Brief ▸ Each line of the material must be repeated precisely, with the pictures left out.

Exercise data ▸
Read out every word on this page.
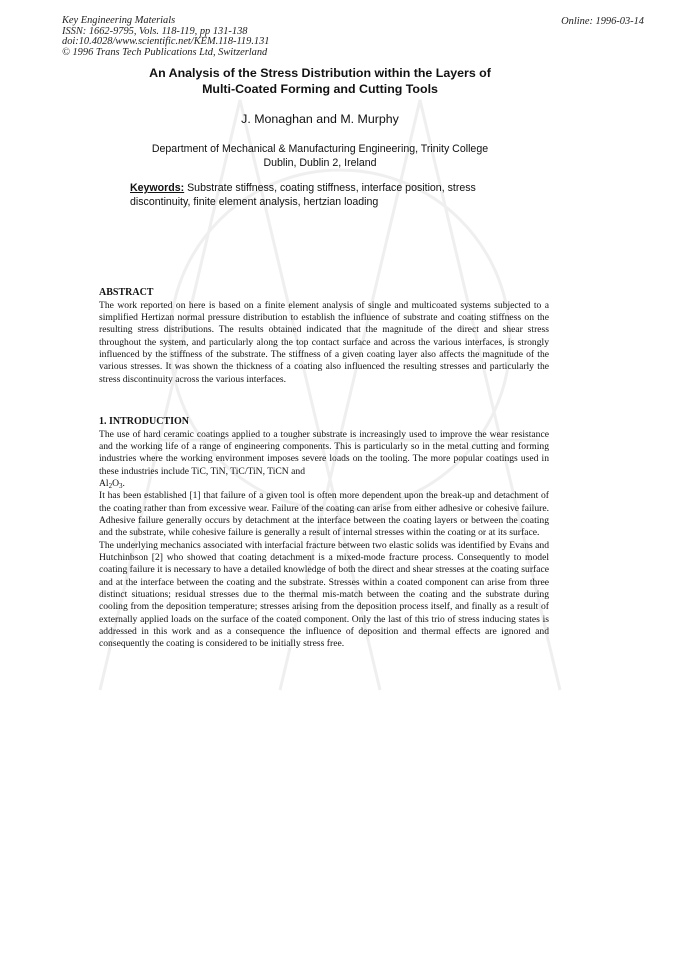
Key Engineering Materials
ISSN: 1662-9795, Vols. 118-119, pp 131-138
doi:10.4028/www.scientific.net/KEM.118-119.131
© 1996 Trans Tech Publications Ltd, Switzerland
Online: 1996-03-14
An Analysis of the Stress Distribution within the Layers of
Multi-Coated Forming and Cutting Tools
J. Monaghan and M. Murphy
Department of Mechanical & Manufacturing Engineering, Trinity College
Dublin, Dublin 2, Ireland
Keywords: Substrate stiffness, coating stiffness, interface position, stress discontinuity, finite element analysis, hertzian loading
ABSTRACT

The work reported on here is based on a finite element analysis of single and multicoated systems subjected to a simplified Hertizan normal pressure distribution to establish the influence of substrate and coating stiffness on the resulting stress distributions. The results obtained indicated that the magnitude of the direct and shear stress throughout the system, and particularly along the top contact surface and across the various interfaces, is strongly influenced by the stiffness of the substrate. The stiffness of a given coating layer also affects the magnitude of the various stresses. It was shown the thickness of a coating also influenced the resulting stresses and particularly the stress discontinuity across the various interfaces.

1. INTRODUCTION

The use of hard ceramic coatings applied to a tougher substrate is increasingly used to improve the wear resistance and the working life of a range of engineering components. This is particularly so in the metal cutting and forming industries where the working environment imposes severe loads on the tooling. The more popular coatings used in these industries include TiC, TiN, TiC/TiN, TiCN and

$Al_2O_3$.

It has been established [1] that failure of a given tool is often more dependent upon the break-up and detachment of the coating rather than from excessive wear. Failure of the coating can arise from either adhesive or cohesive failure. Adhesive failure generally occurs by detachment at the interface between the coating layers or between the coating and the substrate, while cohesive failure is generally a result of internal stresses within the coating or at its surface.

The underlying mechanics associated with interfacial fracture between two elastic solids was identified by Evans and Hutchinbson [2] who showed that coating detachment is a mixed-mode fracture process. Consequently to model coating failure it is necessary to have a detailed knowledge of both the direct and shear stresses at the coating surface and at the interface between the coating and the substrate. Stresses within a coated component can arise from three distinct situations; residual stresses due to the thermal mis-match between the coating and the substrate during cooling from the deposition temperature; stresses arising from the deposition process itself, and finally as a result of externally applied loads on the surface of the coated component. Only the last of this trio of stress inducing states is addressed in this work and as a consequence the influence of deposition and thermal effects are ignored and consequently the coating is considered to be initially stress free.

Complete output ▸
Read out every word on this page.
Key Engineering Materials
ISSN: 1662-9795, Vols. 118-119, pp 131-138
doi:10.4028/www.scientific.net/KEM.118-119.131
© 1996 Trans Tech Publications Ltd, Switzerland
Online: 1996-03-14
An Analysis of the Stress Distribution within the Layers of
Multi-Coated Forming and Cutting Tools
J. Monaghan and M. Murphy
Department of Mechanical & Manufacturing Engineering, Trinity College
Dublin, Dublin 2, Ireland
Keywords: Substrate stiffness, coating stiffness, interface position, stress discontinuity, finite element analysis, hertzian loading
ABSTRACT

The work reported on here is based on a finite element analysis of single and multicoated systems subjected to a simplified Hertizan normal pressure distribution to establish the influence of substrate and coating stiffness on the resulting stress distributions. The results obtained indicated that the magnitude of the direct and shear stress throughout the system, and particularly along the top contact surface and across the various interfaces, is strongly influenced by the stiffness of the substrate. The stiffness of a given coating layer also affects the magnitude of the various stresses. It was shown the thickness of a coating also influenced the resulting stresses and particularly the stress discontinuity across the various interfaces.

1. INTRODUCTION

The use of hard ceramic coatings applied to a tougher substrate is increasingly used to improve the wear resistance and the working life of a range of engineering components. This is particularly so in the metal cutting and forming industries where the working environment imposes severe loads on the tooling. The more popular coatings used in these industries include TiC, TiN, TiC/TiN, TiCN and

$Al_2O_3$.

It has been established [1] that failure of a given tool is often more dependent upon the break-up and detachment of the coating rather than from excessive wear. Failure of the coating can arise from either adhesive or cohesive failure. Adhesive failure generally occurs by detachment at the interface between the coating layers or between the coating and the substrate, while cohesive failure is generally a result of internal stresses within the coating or at its surface.

The underlying mechanics associated with interfacial fracture between two elastic solids was identified by Evans and Hutchinbson [2] who showed that coating detachment is a mixed-mode fracture process. Consequently to model coating failure it is necessary to have a detailed knowledge of both the direct and shear stresses at the coating surface and at the interface between the coating and the substrate. Stresses within a coated component can arise from three distinct situations; residual stresses due to the thermal mis-match between the coating and the substrate during cooling from the deposition temperature; stresses arising from the deposition process itself, and finally as a result of externally applied loads on the surface of the coated component. Only the last of this trio of stress inducing states is addressed in this work and as a consequence the influence of deposition and thermal effects are ignored and consequently the coating is considered to be initially stress free.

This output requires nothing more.